• [EXERCISE DIRECTIONS]: Restate the whole listing exactly.

• [TASK DATA]:
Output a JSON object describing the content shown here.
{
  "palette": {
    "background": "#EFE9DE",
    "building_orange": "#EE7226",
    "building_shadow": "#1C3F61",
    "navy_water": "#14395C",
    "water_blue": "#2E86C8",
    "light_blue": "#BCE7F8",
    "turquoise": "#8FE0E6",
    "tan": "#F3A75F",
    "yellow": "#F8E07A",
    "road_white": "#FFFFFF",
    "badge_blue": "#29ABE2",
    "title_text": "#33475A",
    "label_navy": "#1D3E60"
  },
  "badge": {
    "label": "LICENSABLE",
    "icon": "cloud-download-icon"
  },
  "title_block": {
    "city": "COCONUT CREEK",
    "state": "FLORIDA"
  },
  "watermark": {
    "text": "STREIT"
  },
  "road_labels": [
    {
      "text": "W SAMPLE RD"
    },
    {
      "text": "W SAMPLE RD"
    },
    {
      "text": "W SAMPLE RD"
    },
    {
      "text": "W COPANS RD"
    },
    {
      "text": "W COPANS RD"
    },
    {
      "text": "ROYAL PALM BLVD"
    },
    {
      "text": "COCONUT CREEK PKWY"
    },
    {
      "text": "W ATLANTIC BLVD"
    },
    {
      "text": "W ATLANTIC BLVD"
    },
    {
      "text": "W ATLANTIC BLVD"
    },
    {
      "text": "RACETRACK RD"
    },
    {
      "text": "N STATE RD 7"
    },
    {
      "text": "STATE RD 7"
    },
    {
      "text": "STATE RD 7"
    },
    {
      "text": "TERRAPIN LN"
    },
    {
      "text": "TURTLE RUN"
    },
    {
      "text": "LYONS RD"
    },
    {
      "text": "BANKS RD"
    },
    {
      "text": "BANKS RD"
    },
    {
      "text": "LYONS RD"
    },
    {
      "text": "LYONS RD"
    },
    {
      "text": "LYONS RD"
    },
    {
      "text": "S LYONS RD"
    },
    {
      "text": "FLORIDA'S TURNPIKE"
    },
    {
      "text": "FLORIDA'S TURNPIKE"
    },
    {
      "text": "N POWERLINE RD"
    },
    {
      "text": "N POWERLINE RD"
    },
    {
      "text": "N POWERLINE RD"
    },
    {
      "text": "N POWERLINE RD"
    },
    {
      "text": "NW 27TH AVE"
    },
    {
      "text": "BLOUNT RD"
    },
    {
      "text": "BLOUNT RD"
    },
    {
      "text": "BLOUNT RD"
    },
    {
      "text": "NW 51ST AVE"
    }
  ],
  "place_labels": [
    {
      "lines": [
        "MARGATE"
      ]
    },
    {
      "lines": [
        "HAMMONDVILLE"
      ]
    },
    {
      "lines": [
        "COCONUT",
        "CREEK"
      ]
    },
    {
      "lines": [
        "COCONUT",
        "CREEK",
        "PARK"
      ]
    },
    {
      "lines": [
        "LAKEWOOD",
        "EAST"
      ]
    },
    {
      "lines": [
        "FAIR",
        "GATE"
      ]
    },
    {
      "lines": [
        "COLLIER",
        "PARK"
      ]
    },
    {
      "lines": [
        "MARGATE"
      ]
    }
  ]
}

• [FINAL RESULT]:
Output a JSON object describing the content shown here.
{
  "palette": {
    "background": "#EFE9DE",
    "building_orange": "#EE7226",
    "building_shadow": "#1C3F61",
    "navy_water": "#14395C",
    "water_blue": "#2E86C8",
    "light_blue": "#BCE7F8",
    "turquoise": "#8FE0E6",
    "tan": "#F3A75F",
    "yellow": "#F8E07A",
    "road_white": "#FFFFFF",
    "badge_blue": "#29ABE2",
    "title_text": "#33475A",
    "label_navy": "#1D3E60"
  },
  "badge": {
    "label": "LICENSABLE",
    "icon": "cloud-download-icon"
  },
  "title_block": {
    "city": "COCONUT CREEK",
    "state": "FLORIDA"
  },
  "watermark": {
    "text": "STREIT"
  },
  "road_labels": [
    {
      "text": "W SAMPLE RD"
    },
    {
      "text": "W SAMPLE RD"
    },
    {
      "text": "W SAMPLE RD"
    },
    {
      "text": "W COPANS RD"
    },
    {
      "text": "W COPANS RD"
    },
    {
      "text": "ROYAL PALM BLVD"
    },
    {
      "text": "COCONUT CREEK PKWY"
    },
    {
      "text": "W ATLANTIC BLVD"
    },
    {
      "text": "W ATLANTIC BLVD"
    },
    {
      "text": "W ATLANTIC BLVD"
    },
    {
      "text": "RACETRACK RD"
    },
    {
      "text": "N STATE RD 7"
    },
    {
      "text": "STATE RD 7"
    },
    {
      "text": "STATE RD 7"
    },
    {
      "text": "TERRAPIN LN"
    },
    {
      "text": "TURTLE RUN"
    },
    {
      "text": "LYONS RD"
    },
    {
      "text": "BANKS RD"
    },
    {
      "text": "BANKS RD"
    },
    {
      "text": "LYONS RD"
    },
    {
      "text": "LYONS RD"
    },
    {
      "text": "LYONS RD"
    },
    {
      "text": "S LYONS RD"
    },
    {
      "text": "FLORIDA'S TURNPIKE"
    },
    {
      "text": "FLORIDA'S TURNPIKE"
    },
    {
      "text": "N POWERLINE RD"
    },
    {
      "text": "N POWERLINE RD"
    },
    {
      "text": "N POWERLINE RD"
    },
    {
      "text": "N POWERLINE RD"
    },
    {
      "text": "NW 27TH AVE"
    },
    {
      "text": "BLOUNT RD"
    },
    {
      "text": "BLOUNT RD"
    },
    {
      "text": "BLOUNT RD"
    },
    {
      "text": "NW 51ST AVE"
    }
  ],
  "place_labels": [
    {
      "lines": [
        "MARGATE"
      ]
    },
    {
      "lines": [
        "HAMMONDVILLE"
      ]
    },
    {
      "lines": [
        "COCONUT",
        "CREEK"
      ]
    },
    {
      "lines": [
        "COCONUT",
        "CREEK",
        "PARK"
      ]
    },
    {
      "lines": [
        "LAKEWOOD",
        "EAST"
      ]
    },
    {
      "lines": [
        "FAIR",
        "GATE"
      ]
    },
    {
      "lines": [
        "COLLIER",
        "PARK"
      ]
    },
    {
      "lines": [
        "MARGATE"
      ]
    }
  ]
}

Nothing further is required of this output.